▶ **WHAT YOU NEED TO DO**
Return every record below exactly as written, omitting any pictures.

(Data tied to figure images)
+-------+

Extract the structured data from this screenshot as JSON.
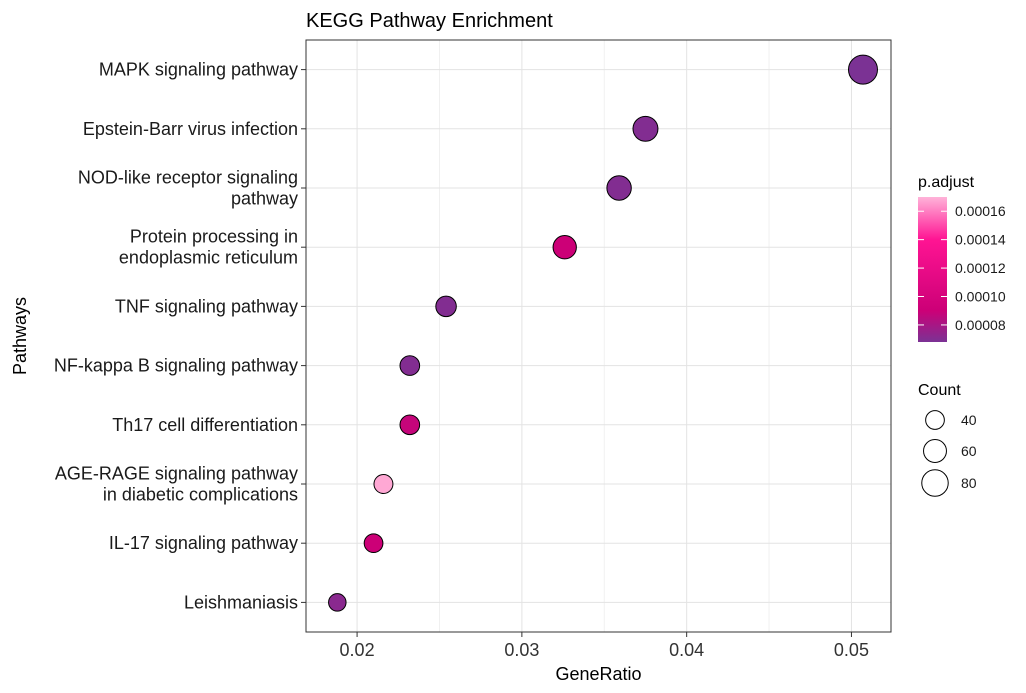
{
  "chart_data": {
    "type": "scatter",
    "title": "KEGG Pathway Enrichment",
    "xlabel": "GeneRatio",
    "ylabel": "Pathways",
    "xlim": [
      0.0169,
      0.0524
    ],
    "xticks": [
      0.02,
      0.03,
      0.04,
      0.05
    ],
    "xtick_labels": [
      "0.02",
      "0.03",
      "0.04",
      "0.05"
    ],
    "grid": true,
    "points": [
      {
        "label": "MAPK signaling pathway",
        "lines": [
          "MAPK signaling pathway"
        ],
        "x": 0.0507,
        "count": 96,
        "padj": 6.8e-05
      },
      {
        "label": "Epstein-Barr virus infection",
        "lines": [
          "Epstein-Barr virus infection"
        ],
        "x": 0.0375,
        "count": 71,
        "padj": 7e-05
      },
      {
        "label": "NOD-like receptor signaling pathway",
        "lines": [
          "NOD-like receptor signaling",
          "pathway"
        ],
        "x": 0.0359,
        "count": 68,
        "padj": 7e-05
      },
      {
        "label": "Protein processing in endoplasmic reticulum",
        "lines": [
          "Protein processing in",
          "endoplasmic reticulum"
        ],
        "x": 0.0326,
        "count": 62,
        "padj": 9e-05
      },
      {
        "label": "TNF signaling pathway",
        "lines": [
          "TNF signaling pathway"
        ],
        "x": 0.0254,
        "count": 48,
        "padj": 7e-05
      },
      {
        "label": "NF-kappa B signaling pathway",
        "lines": [
          "NF-kappa B signaling pathway"
        ],
        "x": 0.0232,
        "count": 44,
        "padj": 7e-05
      },
      {
        "label": "Th17 cell differentiation",
        "lines": [
          "Th17 cell differentiation"
        ],
        "x": 0.0232,
        "count": 44,
        "padj": 8.8e-05
      },
      {
        "label": "AGE-RAGE signaling pathway in diabetic complications",
        "lines": [
          "AGE-RAGE signaling pathway",
          "in diabetic complications"
        ],
        "x": 0.0216,
        "count": 41,
        "padj": 0.000168
      },
      {
        "label": "IL-17 signaling pathway",
        "lines": [
          "IL-17 signaling pathway"
        ],
        "x": 0.021,
        "count": 40,
        "padj": 9e-05
      },
      {
        "label": "Leishmaniasis",
        "lines": [
          "Leishmaniasis"
        ],
        "x": 0.0188,
        "count": 35,
        "padj": 7.2e-05
      }
    ],
    "color_legend": {
      "title": "p.adjust",
      "ticks": [
        0.00016,
        0.00014,
        0.00012,
        0.0001,
        8e-05
      ],
      "tick_labels": [
        "0.00016",
        "0.00014",
        "0.00012",
        "0.00010",
        "0.00008"
      ],
      "range": [
        6.8e-05,
        0.00017
      ],
      "colors": {
        "low": "#7b3294",
        "mid": "#cc0077",
        "high": "#ff1493",
        "top": "#ffb3d9"
      }
    },
    "size_legend": {
      "title": "Count",
      "values": [
        40,
        60,
        80
      ],
      "labels": [
        "40",
        "60",
        "80"
      ]
    },
    "legend_placement": "right"
  }
}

+-------+

▶ **SOLVED PROBLEM**
Extract the structured data from this screenshot as JSON.
{
  "chart_data": {
    "type": "scatter",
    "title": "KEGG Pathway Enrichment",
    "xlabel": "GeneRatio",
    "ylabel": "Pathways",
    "xlim": [
      0.0169,
      0.0524
    ],
    "xticks": [
      0.02,
      0.03,
      0.04,
      0.05
    ],
    "xtick_labels": [
      "0.02",
      "0.03",
      "0.04",
      "0.05"
    ],
    "grid": true,
    "points": [
      {
        "label": "MAPK signaling pathway",
        "lines": [
          "MAPK signaling pathway"
        ],
        "x": 0.0507,
        "count": 96,
        "padj": 6.8e-05
      },
      {
        "label": "Epstein-Barr virus infection",
        "lines": [
          "Epstein-Barr virus infection"
        ],
        "x": 0.0375,
        "count": 71,
        "padj": 7e-05
      },
      {
        "label": "NOD-like receptor signaling pathway",
        "lines": [
          "NOD-like receptor signaling",
          "pathway"
        ],
        "x": 0.0359,
        "count": 68,
        "padj": 7e-05
      },
      {
        "label": "Protein processing in endoplasmic reticulum",
        "lines": [
          "Protein processing in",
          "endoplasmic reticulum"
        ],
        "x": 0.0326,
        "count": 62,
        "padj": 9e-05
      },
      {
        "label": "TNF signaling pathway",
        "lines": [
          "TNF signaling pathway"
        ],
        "x": 0.0254,
        "count": 48,
        "padj": 7e-05
      },
      {
        "label": "NF-kappa B signaling pathway",
        "lines": [
          "NF-kappa B signaling pathway"
        ],
        "x": 0.0232,
        "count": 44,
        "padj": 7e-05
      },
      {
        "label": "Th17 cell differentiation",
        "lines": [
          "Th17 cell differentiation"
        ],
        "x": 0.0232,
        "count": 44,
        "padj": 8.8e-05
      },
      {
        "label": "AGE-RAGE signaling pathway in diabetic complications",
        "lines": [
          "AGE-RAGE signaling pathway",
          "in diabetic complications"
        ],
        "x": 0.0216,
        "count": 41,
        "padj": 0.000168
      },
      {
        "label": "IL-17 signaling pathway",
        "lines": [
          "IL-17 signaling pathway"
        ],
        "x": 0.021,
        "count": 40,
        "padj": 9e-05
      },
      {
        "label": "Leishmaniasis",
        "lines": [
          "Leishmaniasis"
        ],
        "x": 0.0188,
        "count": 35,
        "padj": 7.2e-05
      }
    ],
    "color_legend": {
      "title": "p.adjust",
      "ticks": [
        0.00016,
        0.00014,
        0.00012,
        0.0001,
        8e-05
      ],
      "tick_labels": [
        "0.00016",
        "0.00014",
        "0.00012",
        "0.00010",
        "0.00008"
      ],
      "range": [
        6.8e-05,
        0.00017
      ],
      "colors": {
        "low": "#7b3294",
        "mid": "#cc0077",
        "high": "#ff1493",
        "top": "#ffb3d9"
      }
    },
    "size_legend": {
      "title": "Count",
      "values": [
        40,
        60,
        80
      ],
      "labels": [
        "40",
        "60",
        "80"
      ]
    },
    "legend_placement": "right"
  }
}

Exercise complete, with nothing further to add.